Work to be completed:
Leaving out the pictures, retype all the material exactly.

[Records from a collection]
┄┄┄┄┄┄┄┄┄┄┄┄┄┄┄┄┄┄┄┄

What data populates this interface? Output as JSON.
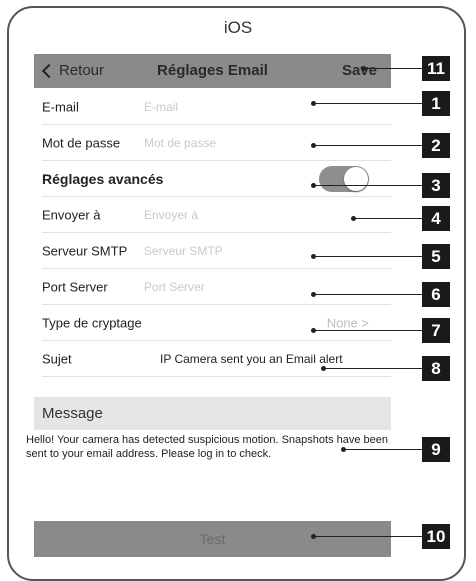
{
  "os_label": "iOS",
  "navbar": {
    "back_label": "Retour",
    "title": "Réglages Email",
    "save_label": "Save"
  },
  "fields": [
    {
      "label": "E-mail",
      "placeholder": "E-mail"
    },
    {
      "label": "Mot de passe",
      "placeholder": "Mot de passe"
    },
    {
      "label": "Réglages avancés",
      "toggle_on": true
    },
    {
      "label": "Envoyer à",
      "placeholder": "Envoyer à"
    },
    {
      "label": "Serveur SMTP",
      "placeholder": "Serveur SMTP"
    },
    {
      "label": "Port Server",
      "placeholder": "Port Server"
    },
    {
      "label": "Type de cryptage",
      "value": "None",
      "chevron": ">"
    },
    {
      "label": "Sujet",
      "value": "IP Camera sent you an Email alert"
    }
  ],
  "message": {
    "header": "Message",
    "text": "Hello! Your camera has detected suspicious motion. Snapshots have been sent to your email address. Please log in to check."
  },
  "test_button_label": "Test",
  "callouts": [
    "11",
    "1",
    "2",
    "3",
    "4",
    "5",
    "6",
    "7",
    "8",
    "9",
    "10"
  ],
  "colors": {
    "navbar": "#8a8a8a",
    "toggle": "#8f8f8f",
    "section_header": "#e5e5e5",
    "badge": "#1a1a1a"
  }
}
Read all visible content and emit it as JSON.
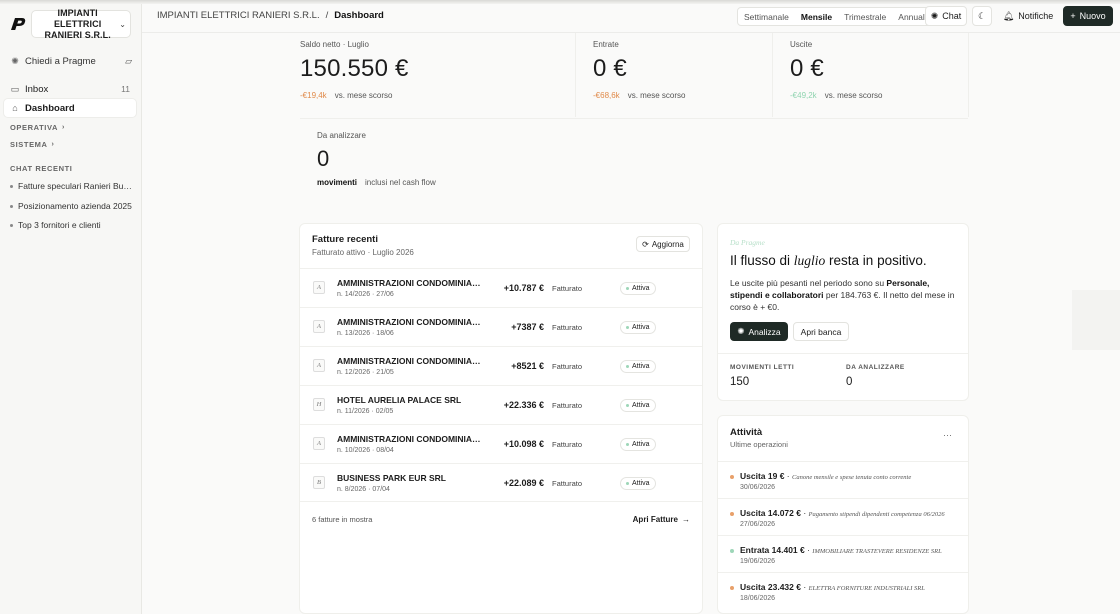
{
  "sidebar": {
    "org_name": "IMPIANTI ELETTRICI RANIERI S.R.L.",
    "ask_label": "Chiedi a Pragme",
    "nav": [
      {
        "label": "Inbox",
        "count": "11"
      },
      {
        "label": "Dashboard",
        "count": ""
      }
    ],
    "sections": [
      "OPERATIVA",
      "SISTEMA"
    ],
    "chat_header": "CHAT RECENTI",
    "chats": [
      "Fatture speculari Ranieri Business",
      "Posizionamento azienda 2025",
      "Top 3 fornitori e clienti"
    ]
  },
  "header": {
    "company": "IMPIANTI ELETTRICI RANIERI S.R.L.",
    "separator": "/",
    "page": "Dashboard",
    "periods": [
      "Settimanale",
      "Mensile",
      "Trimestrale",
      "Annuale"
    ],
    "selected_period": "Mensile",
    "chat_label": "Chat",
    "notify_label": "Notifiche",
    "new_label": "Nuovo"
  },
  "kpis": {
    "saldo": {
      "label": "Saldo netto · Luglio",
      "value": "150.550 €",
      "delta": "-€19,4k",
      "delta_text": "vs. mese scorso"
    },
    "entrate": {
      "label": "Entrate",
      "value": "0 €",
      "delta": "-€68,6k",
      "delta_text": "vs. mese scorso"
    },
    "uscite": {
      "label": "Uscite",
      "value": "0 €",
      "delta": "-€49,2k",
      "delta_text": "vs. mese scorso"
    },
    "analizzare": {
      "label": "Da analizzare",
      "value": "0",
      "unit": "movimenti",
      "note": "inclusi nel cash flow"
    }
  },
  "invoices": {
    "title": "Fatture recenti",
    "subtitle": "Fatturato attivo · Luglio 2026",
    "refresh_label": "Aggiorna",
    "rows": [
      {
        "initial": "A",
        "name": "AMMINISTRAZIONI CONDOMINIALI SRL",
        "meta": "n. 14/2026 · 27/06",
        "amount": "+10.787 €",
        "status": "Fatturato",
        "badge": "Attiva"
      },
      {
        "initial": "A",
        "name": "AMMINISTRAZIONI CONDOMINIALI SRL",
        "meta": "n. 13/2026 · 18/06",
        "amount": "+7387 €",
        "status": "Fatturato",
        "badge": "Attiva"
      },
      {
        "initial": "A",
        "name": "AMMINISTRAZIONI CONDOMINIALI SRL",
        "meta": "n. 12/2026 · 21/05",
        "amount": "+8521 €",
        "status": "Fatturato",
        "badge": "Attiva"
      },
      {
        "initial": "H",
        "name": "HOTEL AURELIA PALACE SRL",
        "meta": "n. 11/2026 · 02/05",
        "amount": "+22.336 €",
        "status": "Fatturato",
        "badge": "Attiva"
      },
      {
        "initial": "A",
        "name": "AMMINISTRAZIONI CONDOMINIALI SRL",
        "meta": "n. 10/2026 · 08/04",
        "amount": "+10.098 €",
        "status": "Fatturato",
        "badge": "Attiva"
      },
      {
        "initial": "B",
        "name": "BUSINESS PARK EUR SRL",
        "meta": "n. 8/2026 · 07/04",
        "amount": "+22.089 €",
        "status": "Fatturato",
        "badge": "Attiva"
      }
    ],
    "footer_count": "6 fatture in mostra",
    "open_label": "Apri Fatture"
  },
  "insight": {
    "tag": "Da Pragme",
    "head_a": "Il flusso di ",
    "head_it": "luglio",
    "head_b": " resta in positivo.",
    "body_a": "Le uscite più pesanti nel periodo sono su ",
    "body_bold": "Personale, stipendi e collaboratori",
    "body_b": " per 184.763 €. Il netto del mese in corso è + €0.",
    "btn_primary": "Analizza",
    "btn_secondary": "Apri banca",
    "stats": [
      {
        "label": "MOVIMENTI LETTI",
        "value": "150"
      },
      {
        "label": "DA ANALIZZARE",
        "value": "0"
      }
    ]
  },
  "activity": {
    "title": "Attività",
    "subtitle": "Ultime operazioni",
    "more": "···",
    "rows": [
      {
        "kind": "Uscita 19 €",
        "desc": "Canone mensile e spese tenuta conto corrente",
        "date": "30/06/2026",
        "color": "#e8a06a"
      },
      {
        "kind": "Uscita 14.072 €",
        "desc": "Pagamento stipendi dipendenti competenza 06/2026",
        "date": "27/06/2026",
        "color": "#e8a06a"
      },
      {
        "kind": "Entrata 14.401 €",
        "desc": "IMMOBILIARE TRASTEVERE RESIDENZE SRL",
        "date": "19/06/2026",
        "color": "#9dd6b8"
      },
      {
        "kind": "Uscita 23.432 €",
        "desc": "ELETTRA FORNITURE INDUSTRIALI SRL",
        "date": "18/06/2026",
        "color": "#e8a06a"
      }
    ]
  }
}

┄┄┄┄┄┄┄┄┄┄┄┄┄┄┄┄┄┄┄┄

Expected output:
What data populates this interface? Output as JSON.
{
  "os_label": "iOS",
  "navbar": {
    "back_label": "Retour",
    "title": "Réglages Email",
    "save_label": "Save"
  },
  "fields": [
    {
      "label": "E-mail",
      "placeholder": "E-mail"
    },
    {
      "label": "Mot de passe",
      "placeholder": "Mot de passe"
    },
    {
      "label": "Réglages avancés",
      "toggle_on": true
    },
    {
      "label": "Envoyer à",
      "placeholder": "Envoyer à"
    },
    {
      "label": "Serveur SMTP",
      "placeholder": "Serveur SMTP"
    },
    {
      "label": "Port Server",
      "placeholder": "Port Server"
    },
    {
      "label": "Type de cryptage",
      "value": "None",
      "chevron": ">"
    },
    {
      "label": "Sujet",
      "value": "IP Camera sent you an Email alert"
    }
  ],
  "message": {
    "header": "Message",
    "text": "Hello! Your camera has detected suspicious motion. Snapshots have been sent to your email address. Please log in to check."
  },
  "test_button_label": "Test",
  "callouts": [
    "11",
    "1",
    "2",
    "3",
    "4",
    "5",
    "6",
    "7",
    "8",
    "9",
    "10"
  ],
  "colors": {
    "navbar": "#8a8a8a",
    "toggle": "#8f8f8f",
    "section_header": "#e5e5e5",
    "badge": "#1a1a1a"
  }
}
Read all visible content and emit it as JSON.
{
  "sidebar": {
    "org_name": "IMPIANTI ELETTRICI RANIERI S.R.L.",
    "ask_label": "Chiedi a Pragme",
    "nav": [
      {
        "label": "Inbox",
        "count": "11"
      },
      {
        "label": "Dashboard",
        "count": ""
      }
    ],
    "sections": [
      "OPERATIVA",
      "SISTEMA"
    ],
    "chat_header": "CHAT RECENTI",
    "chats": [
      "Fatture speculari Ranieri Business",
      "Posizionamento azienda 2025",
      "Top 3 fornitori e clienti"
    ]
  },
  "header": {
    "company": "IMPIANTI ELETTRICI RANIERI S.R.L.",
    "separator": "/",
    "page": "Dashboard",
    "periods": [
      "Settimanale",
      "Mensile",
      "Trimestrale",
      "Annuale"
    ],
    "selected_period": "Mensile",
    "chat_label": "Chat",
    "notify_label": "Notifiche",
    "new_label": "Nuovo"
  },
  "kpis": {
    "saldo": {
      "label": "Saldo netto · Luglio",
      "value": "150.550 €",
      "delta": "-€19,4k",
      "delta_text": "vs. mese scorso"
    },
    "entrate": {
      "label": "Entrate",
      "value": "0 €",
      "delta": "-€68,6k",
      "delta_text": "vs. mese scorso"
    },
    "uscite": {
      "label": "Uscite",
      "value": "0 €",
      "delta": "-€49,2k",
      "delta_text": "vs. mese scorso"
    },
    "analizzare": {
      "label": "Da analizzare",
      "value": "0",
      "unit": "movimenti",
      "note": "inclusi nel cash flow"
    }
  },
  "invoices": {
    "title": "Fatture recenti",
    "subtitle": "Fatturato attivo · Luglio 2026",
    "refresh_label": "Aggiorna",
    "rows": [
      {
        "initial": "A",
        "name": "AMMINISTRAZIONI CONDOMINIALI SRL",
        "meta": "n. 14/2026 · 27/06",
        "amount": "+10.787 €",
        "status": "Fatturato",
        "badge": "Attiva"
      },
      {
        "initial": "A",
        "name": "AMMINISTRAZIONI CONDOMINIALI SRL",
        "meta": "n. 13/2026 · 18/06",
        "amount": "+7387 €",
        "status": "Fatturato",
        "badge": "Attiva"
      },
      {
        "initial": "A",
        "name": "AMMINISTRAZIONI CONDOMINIALI SRL",
        "meta": "n. 12/2026 · 21/05",
        "amount": "+8521 €",
        "status": "Fatturato",
        "badge": "Attiva"
      },
      {
        "initial": "H",
        "name": "HOTEL AURELIA PALACE SRL",
        "meta": "n. 11/2026 · 02/05",
        "amount": "+22.336 €",
        "status": "Fatturato",
        "badge": "Attiva"
      },
      {
        "initial": "A",
        "name": "AMMINISTRAZIONI CONDOMINIALI SRL",
        "meta": "n. 10/2026 · 08/04",
        "amount": "+10.098 €",
        "status": "Fatturato",
        "badge": "Attiva"
      },
      {
        "initial": "B",
        "name": "BUSINESS PARK EUR SRL",
        "meta": "n. 8/2026 · 07/04",
        "amount": "+22.089 €",
        "status": "Fatturato",
        "badge": "Attiva"
      }
    ],
    "footer_count": "6 fatture in mostra",
    "open_label": "Apri Fatture"
  },
  "insight": {
    "tag": "Da Pragme",
    "head_a": "Il flusso di ",
    "head_it": "luglio",
    "head_b": " resta in positivo.",
    "body_a": "Le uscite più pesanti nel periodo sono su ",
    "body_bold": "Personale, stipendi e collaboratori",
    "body_b": " per 184.763 €. Il netto del mese in corso è + €0.",
    "btn_primary": "Analizza",
    "btn_secondary": "Apri banca",
    "stats": [
      {
        "label": "MOVIMENTI LETTI",
        "value": "150"
      },
      {
        "label": "DA ANALIZZARE",
        "value": "0"
      }
    ]
  },
  "activity": {
    "title": "Attività",
    "subtitle": "Ultime operazioni",
    "more": "···",
    "rows": [
      {
        "kind": "Uscita 19 €",
        "desc": "Canone mensile e spese tenuta conto corrente",
        "date": "30/06/2026",
        "color": "#e8a06a"
      },
      {
        "kind": "Uscita 14.072 €",
        "desc": "Pagamento stipendi dipendenti competenza 06/2026",
        "date": "27/06/2026",
        "color": "#e8a06a"
      },
      {
        "kind": "Entrata 14.401 €",
        "desc": "IMMOBILIARE TRASTEVERE RESIDENZE SRL",
        "date": "19/06/2026",
        "color": "#9dd6b8"
      },
      {
        "kind": "Uscita 23.432 €",
        "desc": "ELETTRA FORNITURE INDUSTRIALI SRL",
        "date": "18/06/2026",
        "color": "#e8a06a"
      }
    ]
  }
}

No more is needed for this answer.